* [Given request]
Extract each line of the data and write it out again exactly.

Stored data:
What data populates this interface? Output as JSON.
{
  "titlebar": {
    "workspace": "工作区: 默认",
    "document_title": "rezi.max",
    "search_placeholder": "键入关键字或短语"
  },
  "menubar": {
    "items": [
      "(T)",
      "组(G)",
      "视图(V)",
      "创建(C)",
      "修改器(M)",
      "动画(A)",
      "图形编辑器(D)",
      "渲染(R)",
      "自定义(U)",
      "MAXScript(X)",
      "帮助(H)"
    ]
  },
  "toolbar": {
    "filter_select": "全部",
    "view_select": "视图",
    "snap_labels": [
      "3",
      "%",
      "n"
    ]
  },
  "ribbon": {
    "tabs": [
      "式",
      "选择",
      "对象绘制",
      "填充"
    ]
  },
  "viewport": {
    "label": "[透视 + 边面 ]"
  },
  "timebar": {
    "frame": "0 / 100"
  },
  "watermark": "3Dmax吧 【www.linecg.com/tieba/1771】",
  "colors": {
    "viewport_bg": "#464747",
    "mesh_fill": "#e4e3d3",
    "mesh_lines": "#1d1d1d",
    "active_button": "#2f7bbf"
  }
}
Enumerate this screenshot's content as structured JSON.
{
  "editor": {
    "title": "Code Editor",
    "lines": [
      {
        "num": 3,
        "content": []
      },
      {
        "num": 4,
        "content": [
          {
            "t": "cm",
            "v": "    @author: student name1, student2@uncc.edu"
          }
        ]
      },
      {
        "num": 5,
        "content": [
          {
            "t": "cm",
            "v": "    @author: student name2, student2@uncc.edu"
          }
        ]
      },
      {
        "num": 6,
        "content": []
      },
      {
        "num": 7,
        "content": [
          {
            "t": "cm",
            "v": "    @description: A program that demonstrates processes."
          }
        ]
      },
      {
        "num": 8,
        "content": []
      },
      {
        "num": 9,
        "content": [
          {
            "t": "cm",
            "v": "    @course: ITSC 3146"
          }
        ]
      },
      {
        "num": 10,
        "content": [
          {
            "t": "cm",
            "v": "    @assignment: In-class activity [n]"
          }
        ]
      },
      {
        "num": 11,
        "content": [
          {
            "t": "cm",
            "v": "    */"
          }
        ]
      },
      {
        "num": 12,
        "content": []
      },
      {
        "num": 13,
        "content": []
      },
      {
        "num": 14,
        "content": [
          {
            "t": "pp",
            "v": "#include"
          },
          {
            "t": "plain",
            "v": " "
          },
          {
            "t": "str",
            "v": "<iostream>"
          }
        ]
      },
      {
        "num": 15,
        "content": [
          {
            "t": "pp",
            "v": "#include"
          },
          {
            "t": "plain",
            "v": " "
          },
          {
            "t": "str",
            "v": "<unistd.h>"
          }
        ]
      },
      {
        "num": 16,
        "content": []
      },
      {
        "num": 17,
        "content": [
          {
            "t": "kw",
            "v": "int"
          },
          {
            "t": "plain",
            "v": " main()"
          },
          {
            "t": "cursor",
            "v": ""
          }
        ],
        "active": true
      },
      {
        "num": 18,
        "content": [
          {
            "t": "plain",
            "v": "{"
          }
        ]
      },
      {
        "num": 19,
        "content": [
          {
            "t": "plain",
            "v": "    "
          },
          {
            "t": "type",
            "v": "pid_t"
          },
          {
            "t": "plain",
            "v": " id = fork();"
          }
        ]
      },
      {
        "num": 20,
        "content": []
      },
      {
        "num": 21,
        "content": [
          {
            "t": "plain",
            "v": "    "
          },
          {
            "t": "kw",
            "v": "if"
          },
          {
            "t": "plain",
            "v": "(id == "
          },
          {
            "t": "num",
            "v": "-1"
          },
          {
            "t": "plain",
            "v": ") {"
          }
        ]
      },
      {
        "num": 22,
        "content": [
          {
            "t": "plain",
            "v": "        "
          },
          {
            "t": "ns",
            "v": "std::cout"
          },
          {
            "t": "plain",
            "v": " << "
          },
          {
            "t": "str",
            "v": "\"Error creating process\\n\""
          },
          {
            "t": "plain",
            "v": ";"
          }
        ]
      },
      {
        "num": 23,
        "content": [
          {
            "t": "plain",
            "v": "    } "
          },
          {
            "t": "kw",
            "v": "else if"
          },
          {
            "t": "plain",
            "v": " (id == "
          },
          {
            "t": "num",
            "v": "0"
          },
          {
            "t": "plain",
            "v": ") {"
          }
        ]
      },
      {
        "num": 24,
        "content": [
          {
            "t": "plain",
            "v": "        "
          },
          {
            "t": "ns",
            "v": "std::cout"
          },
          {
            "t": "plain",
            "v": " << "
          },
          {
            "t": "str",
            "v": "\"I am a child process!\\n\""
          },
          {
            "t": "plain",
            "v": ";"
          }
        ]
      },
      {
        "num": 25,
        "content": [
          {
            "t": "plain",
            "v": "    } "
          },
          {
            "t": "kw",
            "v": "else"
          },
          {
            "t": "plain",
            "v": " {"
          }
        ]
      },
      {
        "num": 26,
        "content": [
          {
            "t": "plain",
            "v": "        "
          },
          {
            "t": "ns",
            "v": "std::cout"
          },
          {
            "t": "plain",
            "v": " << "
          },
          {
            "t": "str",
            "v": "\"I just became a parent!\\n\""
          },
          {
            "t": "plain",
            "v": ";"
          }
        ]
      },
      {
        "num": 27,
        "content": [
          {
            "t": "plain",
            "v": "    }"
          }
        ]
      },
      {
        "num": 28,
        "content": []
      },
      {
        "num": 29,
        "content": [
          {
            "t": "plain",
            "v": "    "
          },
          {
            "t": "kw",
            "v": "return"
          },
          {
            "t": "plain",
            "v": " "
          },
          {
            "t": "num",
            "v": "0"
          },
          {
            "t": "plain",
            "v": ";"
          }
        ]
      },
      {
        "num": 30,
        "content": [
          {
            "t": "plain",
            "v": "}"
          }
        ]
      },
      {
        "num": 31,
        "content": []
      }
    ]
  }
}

* [Final result]
What data populates this interface? Output as JSON.
{
  "titlebar": {
    "workspace": "工作区: 默认",
    "document_title": "rezi.max",
    "search_placeholder": "键入关键字或短语"
  },
  "menubar": {
    "items": [
      "(T)",
      "组(G)",
      "视图(V)",
      "创建(C)",
      "修改器(M)",
      "动画(A)",
      "图形编辑器(D)",
      "渲染(R)",
      "自定义(U)",
      "MAXScript(X)",
      "帮助(H)"
    ]
  },
  "toolbar": {
    "filter_select": "全部",
    "view_select": "视图",
    "snap_labels": [
      "3",
      "%",
      "n"
    ]
  },
  "ribbon": {
    "tabs": [
      "式",
      "选择",
      "对象绘制",
      "填充"
    ]
  },
  "viewport": {
    "label": "[透视 + 边面 ]"
  },
  "timebar": {
    "frame": "0 / 100"
  },
  "watermark": "3Dmax吧 【www.linecg.com/tieba/1771】",
  "colors": {
    "viewport_bg": "#464747",
    "mesh_fill": "#e4e3d3",
    "mesh_lines": "#1d1d1d",
    "active_button": "#2f7bbf"
  }
}
Enumerate this screenshot's content as structured JSON.
{
  "editor": {
    "title": "Code Editor",
    "lines": [
      {
        "num": 3,
        "content": []
      },
      {
        "num": 4,
        "content": [
          {
            "t": "cm",
            "v": "    @author: student name1, student2@uncc.edu"
          }
        ]
      },
      {
        "num": 5,
        "content": [
          {
            "t": "cm",
            "v": "    @author: student name2, student2@uncc.edu"
          }
        ]
      },
      {
        "num": 6,
        "content": []
      },
      {
        "num": 7,
        "content": [
          {
            "t": "cm",
            "v": "    @description: A program that demonstrates processes."
          }
        ]
      },
      {
        "num": 8,
        "content": []
      },
      {
        "num": 9,
        "content": [
          {
            "t": "cm",
            "v": "    @course: ITSC 3146"
          }
        ]
      },
      {
        "num": 10,
        "content": [
          {
            "t": "cm",
            "v": "    @assignment: In-class activity [n]"
          }
        ]
      },
      {
        "num": 11,
        "content": [
          {
            "t": "cm",
            "v": "    */"
          }
        ]
      },
      {
        "num": 12,
        "content": []
      },
      {
        "num": 13,
        "content": []
      },
      {
        "num": 14,
        "content": [
          {
            "t": "pp",
            "v": "#include"
          },
          {
            "t": "plain",
            "v": " "
          },
          {
            "t": "str",
            "v": "<iostream>"
          }
        ]
      },
      {
        "num": 15,
        "content": [
          {
            "t": "pp",
            "v": "#include"
          },
          {
            "t": "plain",
            "v": " "
          },
          {
            "t": "str",
            "v": "<unistd.h>"
          }
        ]
      },
      {
        "num": 16,
        "content": []
      },
      {
        "num": 17,
        "content": [
          {
            "t": "kw",
            "v": "int"
          },
          {
            "t": "plain",
            "v": " main()"
          },
          {
            "t": "cursor",
            "v": ""
          }
        ],
        "active": true
      },
      {
        "num": 18,
        "content": [
          {
            "t": "plain",
            "v": "{"
          }
        ]
      },
      {
        "num": 19,
        "content": [
          {
            "t": "plain",
            "v": "    "
          },
          {
            "t": "type",
            "v": "pid_t"
          },
          {
            "t": "plain",
            "v": " id = fork();"
          }
        ]
      },
      {
        "num": 20,
        "content": []
      },
      {
        "num": 21,
        "content": [
          {
            "t": "plain",
            "v": "    "
          },
          {
            "t": "kw",
            "v": "if"
          },
          {
            "t": "plain",
            "v": "(id == "
          },
          {
            "t": "num",
            "v": "-1"
          },
          {
            "t": "plain",
            "v": ") {"
          }
        ]
      },
      {
        "num": 22,
        "content": [
          {
            "t": "plain",
            "v": "        "
          },
          {
            "t": "ns",
            "v": "std::cout"
          },
          {
            "t": "plain",
            "v": " << "
          },
          {
            "t": "str",
            "v": "\"Error creating process\\n\""
          },
          {
            "t": "plain",
            "v": ";"
          }
        ]
      },
      {
        "num": 23,
        "content": [
          {
            "t": "plain",
            "v": "    } "
          },
          {
            "t": "kw",
            "v": "else if"
          },
          {
            "t": "plain",
            "v": " (id == "
          },
          {
            "t": "num",
            "v": "0"
          },
          {
            "t": "plain",
            "v": ") {"
          }
        ]
      },
      {
        "num": 24,
        "content": [
          {
            "t": "plain",
            "v": "        "
          },
          {
            "t": "ns",
            "v": "std::cout"
          },
          {
            "t": "plain",
            "v": " << "
          },
          {
            "t": "str",
            "v": "\"I am a child process!\\n\""
          },
          {
            "t": "plain",
            "v": ";"
          }
        ]
      },
      {
        "num": 25,
        "content": [
          {
            "t": "plain",
            "v": "    } "
          },
          {
            "t": "kw",
            "v": "else"
          },
          {
            "t": "plain",
            "v": " {"
          }
        ]
      },
      {
        "num": 26,
        "content": [
          {
            "t": "plain",
            "v": "        "
          },
          {
            "t": "ns",
            "v": "std::cout"
          },
          {
            "t": "plain",
            "v": " << "
          },
          {
            "t": "str",
            "v": "\"I just became a parent!\\n\""
          },
          {
            "t": "plain",
            "v": ";"
          }
        ]
      },
      {
        "num": 27,
        "content": [
          {
            "t": "plain",
            "v": "    }"
          }
        ]
      },
      {
        "num": 28,
        "content": []
      },
      {
        "num": 29,
        "content": [
          {
            "t": "plain",
            "v": "    "
          },
          {
            "t": "kw",
            "v": "return"
          },
          {
            "t": "plain",
            "v": " "
          },
          {
            "t": "num",
            "v": "0"
          },
          {
            "t": "plain",
            "v": ";"
          }
        ]
      },
      {
        "num": 30,
        "content": [
          {
            "t": "plain",
            "v": "}"
          }
        ]
      },
      {
        "num": 31,
        "content": []
      }
    ]
  }
}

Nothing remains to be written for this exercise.